== Problem ==
Translate this sentence from the page extract on on-time college graduation into Spanish: "Paul Turman, chancellor of the Nebraska State College System, said that avoiding a fifth year of college saves state college students at least $27,000."

== Page extract ==
------------------------------
The concept calls for:

  • Matching high school students and especially college students with advisers to stress the importance of graduating on time, discuss course needs and stay on track.
  • Stressing the value of meeting with a college adviser to map out courses and credit hours, and get referrals to tutors, campus resources and career exploration opportunities.
  • Encouraging students to stay on schedule by meeting regularly with the adviser and getting involved in a major field of study.
  • Making the importance of this issue clear to students, parents, teachers, professors and staffers across the state.

Paul Turman, chancellor of the Nebraska State College System, said that avoiding a fifth year of college saves state college students at least $27,000. Turman said partnerships with two-year colleges and the NU system help many fast-track to commencement or into professional programs such as law.

Susan Fritz, interim president of the NU system, said graduating in four years isn’t what is best for every student. But getting each student through college efficiently is vital for students, employers and the state’s economy, Fritz said.
------------------------------
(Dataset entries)
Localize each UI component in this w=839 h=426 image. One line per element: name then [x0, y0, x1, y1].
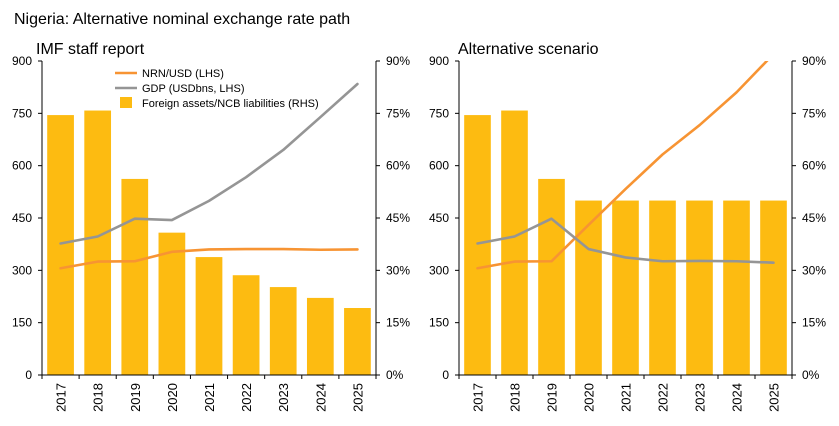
figure-title: Nigeria: Alternative nominal exchange ra… [14, 11, 350, 28]
x-tick-label: 2018 [508, 383, 523, 412]
right-tick-label: 75% [802, 106, 826, 120]
left-tick-label: 150 [429, 316, 449, 330]
x-tick-label: 2024 [730, 383, 745, 412]
right-tick-label: 60% [386, 159, 410, 173]
bar-2025 [344, 308, 371, 375]
left-tick-label: 0 [25, 368, 32, 382]
plot-area [47, 82, 371, 375]
left-tick-label: 300 [12, 263, 32, 277]
left-tick-label: 150 [12, 316, 32, 330]
legend: NRN/USD (LHS) GDP (USDbns, LHS) Foreign … [115, 68, 319, 110]
x-tick-label: 2017 [54, 383, 69, 412]
x-tick-label: 2022 [239, 383, 254, 412]
x-tick-label: 2021 [202, 383, 217, 412]
bar-2017 [47, 115, 74, 375]
left-tick-label: 750 [429, 106, 449, 120]
bar-2019 [538, 178, 565, 375]
right-tick-label: 15% [802, 316, 826, 330]
left-tick-label: 750 [12, 106, 32, 120]
x-tick-label: 2020 [582, 383, 597, 412]
legend-label-nrn-usd: NRN/USD (LHS) [142, 68, 224, 80]
right-tick-label: 15% [386, 316, 410, 330]
series-line-nrn-usd [476, 61, 769, 270]
right-tick-label: 45% [802, 211, 826, 225]
right-tick-label: 30% [802, 263, 826, 277]
x-tick-label: 2022 [656, 383, 671, 412]
left-tick-label: 600 [429, 159, 449, 173]
bar-2020 [158, 232, 186, 375]
x-tick-label: 2023 [693, 383, 708, 412]
left-tick-label: 900 [12, 54, 32, 68]
left-tick-label: 300 [429, 263, 449, 277]
series-line-gdp [476, 217, 775, 264]
left-tick-label: 450 [12, 211, 32, 225]
legend-swatch-foreign-assets [120, 97, 132, 108]
left-tick-label: 600 [12, 159, 32, 173]
bar-2017 [464, 115, 491, 375]
right-tick-label: 45% [386, 211, 410, 225]
x-tick-label: 2025 [350, 383, 365, 412]
right-tick-label: 90% [802, 54, 826, 68]
x-tick-label: 2025 [767, 383, 782, 412]
bar-2024 [723, 200, 750, 375]
bar-2019 [121, 178, 149, 375]
x-tick-label: 2017 [471, 383, 486, 412]
left-tick-label: 0 [442, 368, 449, 382]
bar-2024 [306, 297, 334, 375]
plot-area [464, 61, 787, 375]
bar-2018 [501, 110, 528, 375]
right-tick-label: 30% [386, 263, 410, 277]
bar-2021 [195, 257, 223, 375]
bar-2025 [760, 200, 787, 375]
right-tick-label: 0% [802, 368, 820, 382]
legend-label-foreign-assets: Foreign assets/NCB liabilities (RHS) [142, 98, 319, 110]
x-tick-label: 2024 [313, 383, 328, 412]
x-tick-label: 2021 [619, 383, 634, 412]
series-line-gdp [59, 82, 359, 245]
x-tick-label: 2019 [545, 383, 560, 412]
bar-2018 [84, 110, 112, 375]
right-tick-label: 75% [386, 106, 410, 120]
bar-2022 [232, 275, 260, 375]
right-tick-label: 0% [386, 368, 404, 382]
series-line-nrn-usd [59, 247, 359, 270]
chart-imf-staff-report: IMF staff report 0 150 300 450 600 750 900 0% 15… [12, 41, 410, 412]
bar-2020 [575, 200, 602, 375]
right-tick-label: 90% [386, 54, 410, 68]
x-tick-label: 2018 [91, 383, 106, 412]
bar-2021 [612, 200, 639, 375]
chart-title: IMF staff report [36, 41, 145, 58]
bar-2022 [649, 200, 676, 375]
left-tick-label: 900 [429, 54, 449, 68]
x-tick-label: 2023 [276, 383, 291, 412]
x-tick-label: 2020 [165, 383, 180, 412]
chart-alternative-scenario: Alternative scenario 0 150 300 450 600 750 900… [429, 41, 826, 412]
left-tick-label: 450 [429, 211, 449, 225]
x-tick-label: 2019 [128, 383, 143, 412]
legend-label-gdp: GDP (USDbns, LHS) [142, 83, 245, 95]
chart-title: Alternative scenario [458, 41, 599, 58]
right-tick-label: 60% [802, 159, 826, 173]
bar-2023 [269, 287, 297, 375]
bar-2023 [686, 200, 713, 375]
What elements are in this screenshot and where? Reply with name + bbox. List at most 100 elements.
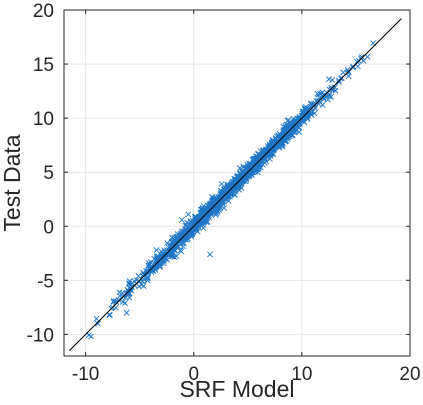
scatter-point bbox=[212, 211, 219, 218]
scatter-point bbox=[349, 63, 356, 70]
scatter-point bbox=[310, 100, 317, 107]
scatter-point bbox=[286, 128, 292, 135]
scatter-point bbox=[207, 251, 213, 258]
fit-line-group bbox=[69, 18, 402, 351]
scatter-point bbox=[340, 69, 347, 76]
x-axis-label: SRF Model bbox=[179, 376, 294, 402]
scatter-point bbox=[325, 76, 332, 83]
scatter-point bbox=[123, 309, 130, 316]
scatter-point bbox=[219, 190, 226, 197]
scatter-point bbox=[171, 254, 178, 261]
scatter-point bbox=[175, 243, 182, 250]
scatter-point bbox=[250, 156, 256, 163]
scatter-point bbox=[185, 211, 192, 218]
scatter-point bbox=[183, 222, 190, 228]
scatter-point bbox=[315, 100, 322, 107]
scatter-point bbox=[302, 103, 309, 110]
scatter-point bbox=[286, 133, 293, 140]
scatter-point bbox=[217, 197, 223, 204]
scatter-point bbox=[232, 192, 238, 198]
x-tick-label-1: 0 bbox=[188, 364, 199, 385]
scatter-point bbox=[337, 75, 344, 82]
scatter-point bbox=[354, 63, 361, 70]
scatter-point bbox=[302, 110, 309, 116]
scatter-point bbox=[127, 285, 134, 292]
y-tick-label-4: 10 bbox=[33, 109, 54, 130]
scatter-point bbox=[237, 170, 244, 177]
scatter-point bbox=[269, 139, 275, 146]
scatter-point bbox=[266, 156, 273, 162]
scatter-point bbox=[167, 247, 174, 254]
scatter-point bbox=[326, 93, 333, 100]
scatter-point bbox=[145, 262, 152, 269]
scatter-point bbox=[107, 311, 113, 318]
scatter-point bbox=[217, 190, 224, 197]
y-tick-label-2: 0 bbox=[43, 217, 54, 238]
scatter-point bbox=[304, 106, 311, 113]
scatter-point bbox=[192, 223, 199, 230]
scatter-point bbox=[263, 148, 269, 155]
scatter-point bbox=[183, 224, 190, 231]
x-tick-label-0: -10 bbox=[72, 364, 99, 385]
scatter-point bbox=[139, 272, 146, 279]
scatter-point bbox=[287, 120, 294, 127]
scatter-point bbox=[360, 57, 367, 64]
scatter-point bbox=[199, 215, 206, 222]
scatter-point bbox=[191, 213, 198, 220]
scatter-point bbox=[153, 247, 160, 254]
scatter-point bbox=[275, 132, 282, 138]
scatter-point bbox=[254, 151, 261, 158]
scatter-point bbox=[345, 73, 352, 80]
scatter-point bbox=[140, 283, 147, 290]
scatter-point bbox=[115, 297, 122, 303]
scatter-point bbox=[276, 135, 283, 142]
scatter-point bbox=[186, 227, 192, 234]
scatter-point bbox=[158, 248, 165, 255]
scatter-point bbox=[149, 265, 156, 272]
scatter-point bbox=[119, 298, 126, 305]
plot-frame bbox=[63, 9, 411, 357]
scatter-point bbox=[126, 278, 133, 285]
axis-ticks: -10 0 10 20 -10 -5 0 5 10 15 20 bbox=[27, 1, 421, 385]
scatter-point bbox=[169, 253, 176, 260]
scatter-point bbox=[319, 101, 326, 108]
scatter-point bbox=[234, 172, 241, 179]
scatter-point bbox=[180, 243, 187, 250]
scatter-point bbox=[295, 117, 302, 124]
scatter-point bbox=[288, 124, 295, 130]
scatter-point bbox=[94, 320, 101, 327]
scatter-point bbox=[358, 53, 365, 60]
scatter-point bbox=[354, 58, 360, 65]
y-tick-label-1: -5 bbox=[37, 271, 54, 292]
scatter-point bbox=[194, 220, 200, 227]
scatter-point bbox=[336, 79, 342, 86]
scatter-point bbox=[332, 87, 339, 94]
scatter-point bbox=[126, 280, 133, 287]
y-axis-label: Test Data bbox=[0, 134, 25, 231]
scatter-point bbox=[177, 231, 184, 238]
x-tick-label-2: 10 bbox=[291, 364, 312, 385]
scatter-point bbox=[93, 315, 100, 322]
scatter-point bbox=[283, 121, 290, 128]
scatter-point bbox=[311, 110, 318, 117]
scatter-point bbox=[168, 239, 175, 246]
scatter-point bbox=[257, 154, 263, 161]
scatter-point bbox=[204, 211, 211, 218]
scatter-point bbox=[229, 185, 236, 192]
y-tick-label-6: 20 bbox=[33, 1, 54, 22]
scatter-point bbox=[149, 267, 156, 274]
y-tick-label-3: 5 bbox=[43, 163, 54, 184]
scatter-point bbox=[319, 89, 326, 96]
scatter-point bbox=[154, 253, 161, 260]
y-tick-label-5: 15 bbox=[33, 55, 54, 76]
x-tick-label-3: 20 bbox=[399, 364, 420, 385]
scatter-point bbox=[238, 185, 245, 192]
scatter-point bbox=[178, 216, 185, 223]
scatter-point bbox=[215, 205, 222, 212]
scatter-point bbox=[161, 247, 168, 254]
y-tick-label-0: -10 bbox=[27, 325, 54, 346]
scatter-point bbox=[145, 260, 152, 266]
fit-line bbox=[69, 18, 402, 351]
scatter-point bbox=[296, 124, 303, 131]
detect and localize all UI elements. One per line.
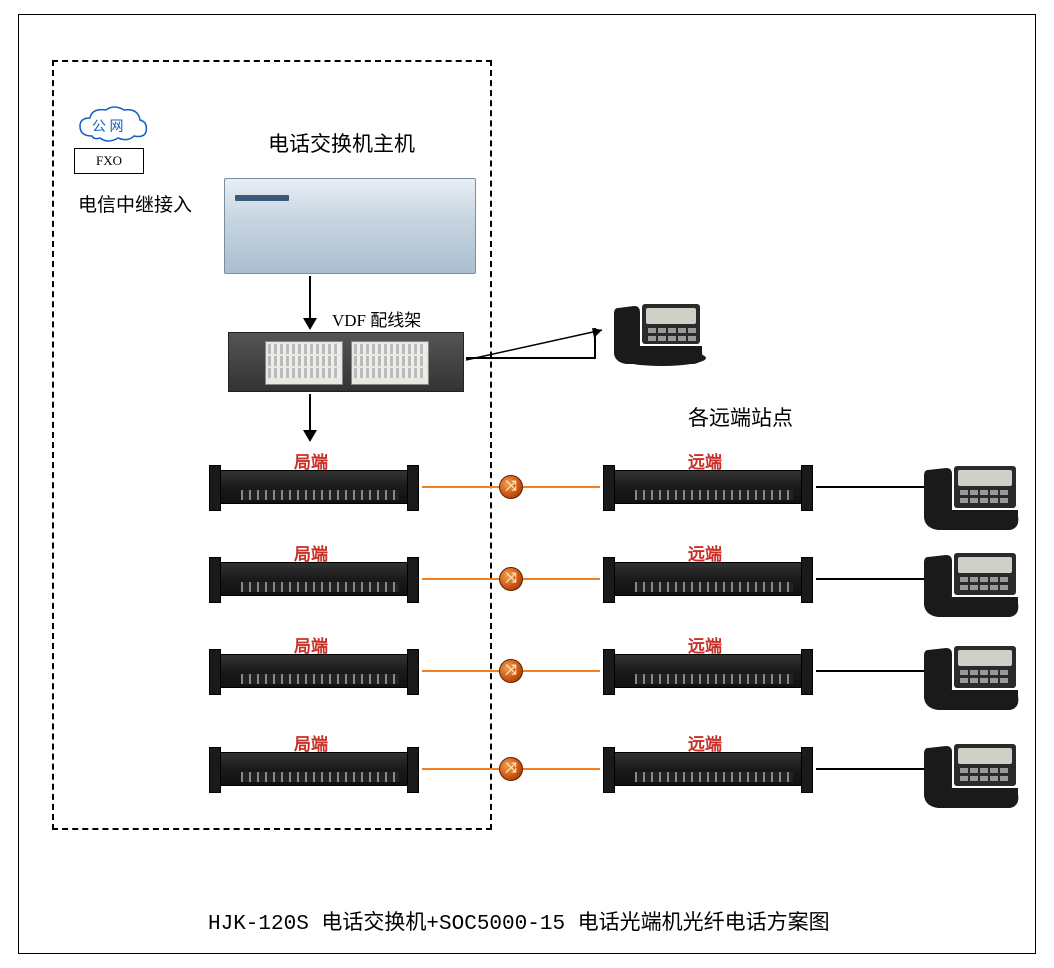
------------------------------
== Correct response ==
Paul Turman, rector del Sistema de Colegios Estatales de Nebraska, dijo que evitar un quinto año de universidad les ahorra a los estudiantes de los colegios estatales al menos 27.000 dólares.